### Article
FIRST AMENDMENT TO THE LOAN DOCUMENTS BETWEEN POINTS INTERNATIONAL LTD. AND POINTS.COM INC. as Borrowers AND ROYAL BANK OF CANADA as Agent AND THE FINANCIAL INSTITUTIONS from time to time parties hereto, as Lenders MADE AS OF JUNE 3, 2020
Filing Version
FIRST AMENDMENT
TO THE
LOAN DOCUMENTS
BETWEEN
POINTS INTERNATIONAL LTD. AND XXXXXX.XXX INC.
as Borrowers
AND
ROYAL BANK OF CANADA
as Agent
AND
THE FINANCIAL INSTITUTIONS
from time to time parties hereto,
as Lenders
MADE AS OF
JUNE 3, 2020
THIS FIRST AMENDMENT TO THE LOAN DOCUMENTS (the "Amendment") is dated June 3, 2020 between Points International Ltd. (the "Parent") and Xxxxxx.xxx Inc. (together with the Parent, the "Borrowers"), Royal Bank of Canada, as agent (the "Agent"), and the financial institutions parties hereto (collectively, the "Lenders");
WHEREAS the Borrowers entered into a credit agreement dated as of December 10, 2019 (as the same may be amended from time to time, collectively, the "Credit Agreement"), with, inter alia, the Agent and the Lenders;
AND WHEREAS the Parent entered into a pledge agreement dated as of December 10, 2019 (as the same may be amended from time to time, collectively, the "Pledge Agreement"), with the Agent;
AND WHEREAS the parties hereto wish to amend certain provisions of the Credit Agreement and the Pledge Agreement as provided herein and such amendments require the approval of the Majority Lenders;
NOW THEREFORE for good and valuable consideration, the receipt and sufficiency of which is hereby irrevocably acknowledged, the parties hereto agree as follows:
ARTICLE 1 - AMENDMENTS
1.01 Interpretation
All capitalized terms used herein and not otherwise defined shall have the meanings ascribed thereto in the Credit Agreement.

### Exercise tasks
a) In the loan amendment, shorten the paragraph beginning "WHEREAS the Borrowers entered into a credit agreement" and keep its main facts.
b) Pick up the loan amendment where it stops and write what comes next.
The rows have nothing to do with the loan amendment.

### Entries provided
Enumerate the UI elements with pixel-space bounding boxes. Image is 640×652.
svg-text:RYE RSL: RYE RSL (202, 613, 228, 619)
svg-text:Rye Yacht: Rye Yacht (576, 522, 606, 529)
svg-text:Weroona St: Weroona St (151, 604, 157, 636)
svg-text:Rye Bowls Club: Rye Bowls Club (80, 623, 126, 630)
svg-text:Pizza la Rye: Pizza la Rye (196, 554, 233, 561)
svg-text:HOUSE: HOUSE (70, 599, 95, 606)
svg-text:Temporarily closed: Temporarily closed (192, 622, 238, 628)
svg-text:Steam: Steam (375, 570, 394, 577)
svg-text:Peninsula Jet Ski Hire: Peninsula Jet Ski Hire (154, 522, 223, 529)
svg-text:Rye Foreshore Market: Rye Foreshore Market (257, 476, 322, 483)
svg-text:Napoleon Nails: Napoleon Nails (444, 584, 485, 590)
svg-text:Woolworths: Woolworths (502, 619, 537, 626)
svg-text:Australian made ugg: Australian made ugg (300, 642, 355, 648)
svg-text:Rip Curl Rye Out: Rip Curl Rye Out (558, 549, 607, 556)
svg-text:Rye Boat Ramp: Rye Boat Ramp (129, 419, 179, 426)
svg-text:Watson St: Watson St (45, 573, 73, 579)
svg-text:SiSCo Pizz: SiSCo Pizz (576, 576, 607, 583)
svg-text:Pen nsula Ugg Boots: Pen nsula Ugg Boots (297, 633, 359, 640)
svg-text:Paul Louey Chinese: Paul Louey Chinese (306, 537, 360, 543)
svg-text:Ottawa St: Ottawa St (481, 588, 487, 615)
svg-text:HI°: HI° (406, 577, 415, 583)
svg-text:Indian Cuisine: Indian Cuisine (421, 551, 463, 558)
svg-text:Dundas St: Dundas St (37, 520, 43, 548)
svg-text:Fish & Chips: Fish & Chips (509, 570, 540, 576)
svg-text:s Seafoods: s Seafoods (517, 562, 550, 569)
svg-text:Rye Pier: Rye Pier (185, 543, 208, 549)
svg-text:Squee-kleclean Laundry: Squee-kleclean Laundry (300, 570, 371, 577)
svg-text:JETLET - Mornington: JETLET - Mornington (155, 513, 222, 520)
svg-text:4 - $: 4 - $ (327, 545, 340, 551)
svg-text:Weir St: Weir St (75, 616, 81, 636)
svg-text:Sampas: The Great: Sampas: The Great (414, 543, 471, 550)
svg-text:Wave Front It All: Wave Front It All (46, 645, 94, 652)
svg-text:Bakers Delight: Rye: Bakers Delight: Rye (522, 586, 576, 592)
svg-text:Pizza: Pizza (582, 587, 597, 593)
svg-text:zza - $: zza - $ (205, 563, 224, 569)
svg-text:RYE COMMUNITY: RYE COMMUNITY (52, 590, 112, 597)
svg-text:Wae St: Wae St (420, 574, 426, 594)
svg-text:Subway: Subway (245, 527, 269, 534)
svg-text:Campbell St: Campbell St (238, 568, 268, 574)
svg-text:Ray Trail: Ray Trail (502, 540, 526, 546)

--

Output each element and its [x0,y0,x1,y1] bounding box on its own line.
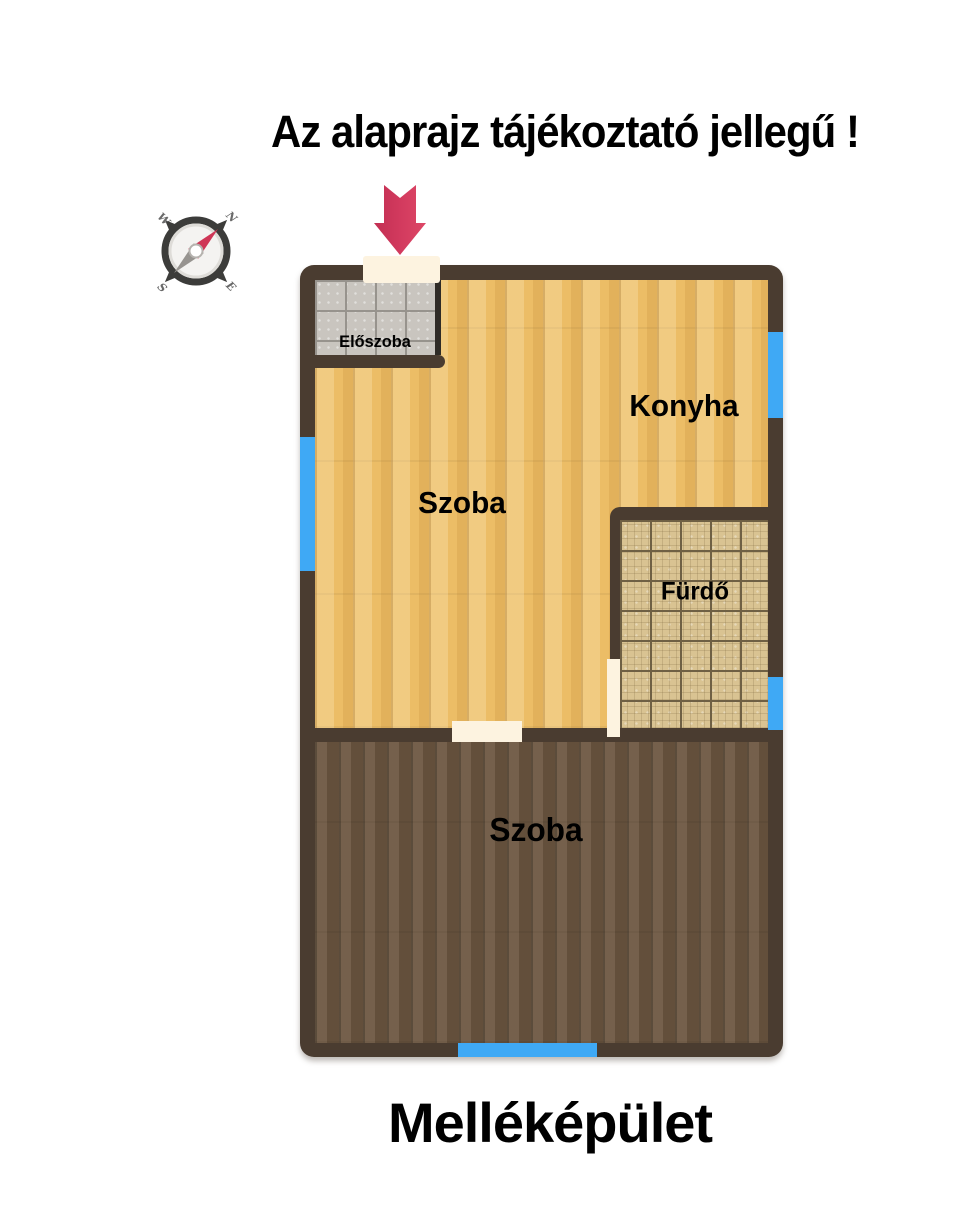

==

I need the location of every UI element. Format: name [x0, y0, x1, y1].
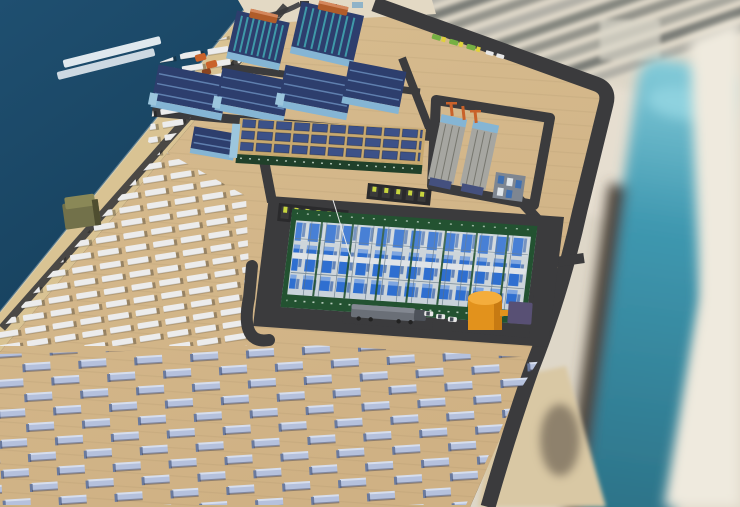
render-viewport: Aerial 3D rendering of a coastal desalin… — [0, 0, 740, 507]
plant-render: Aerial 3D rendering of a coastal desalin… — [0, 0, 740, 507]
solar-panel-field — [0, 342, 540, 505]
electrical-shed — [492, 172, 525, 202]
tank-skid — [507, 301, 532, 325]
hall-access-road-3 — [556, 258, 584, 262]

### Answers
a) The Borrowers signed a credit agreement dated December 10, 2019 with the Agent, the Lenders and other parties. This agreement, as amended from time to time, is called the "Credit Agreement."

b)
1.02 Amendments
(1) Section 1.01 of the Credit Agreement is amended by:
(i) deleting the definition of "Obligations" and "Proportionate Share" and substituting the following therefor, as well as inserting, in alphabetical order, the additional definition set out below:
"Obligations" means, with respect to any Obligor, all of its present and future indebtedness, liabilities and obligations of any and every kind, nature or description whatsoever (whether direct or indirect, joint or several or joint and several, absolute or contingent, matured or unmatured, in any currency and whether as principal debtor, guarantor, surety or otherwise, including, without limitation, any interest that accrues thereon after or would accrue thereon but for the commencement of any case, proceeding or other action, whether voluntary or involuntary, relating to the bankruptcy, insolvency or reorganization, whether or not allowed or allowable as a claim in any such case, proceeding or other action) to each of the Agent, the Lenders (and their Affiliates ), and any of them under each of the Loan Documents and any and all Lender Hedge Arrangements; provided that, notwithstanding the foregoing, "Obligations" shall not include any Excluded Hedging Obligations. For greater certainty, all Obligations under Lender Hedge Arrangements entered into or made by any Obligor with or in favour of any Person who was a Lender or an Affiliate of a Lender, as the case may be, at the time such Lender Hedge Arrangement was entered into, shall not cease to be Obligations if such Person ceases to be a Lender or ceases to have an Affiliate which is a Lender."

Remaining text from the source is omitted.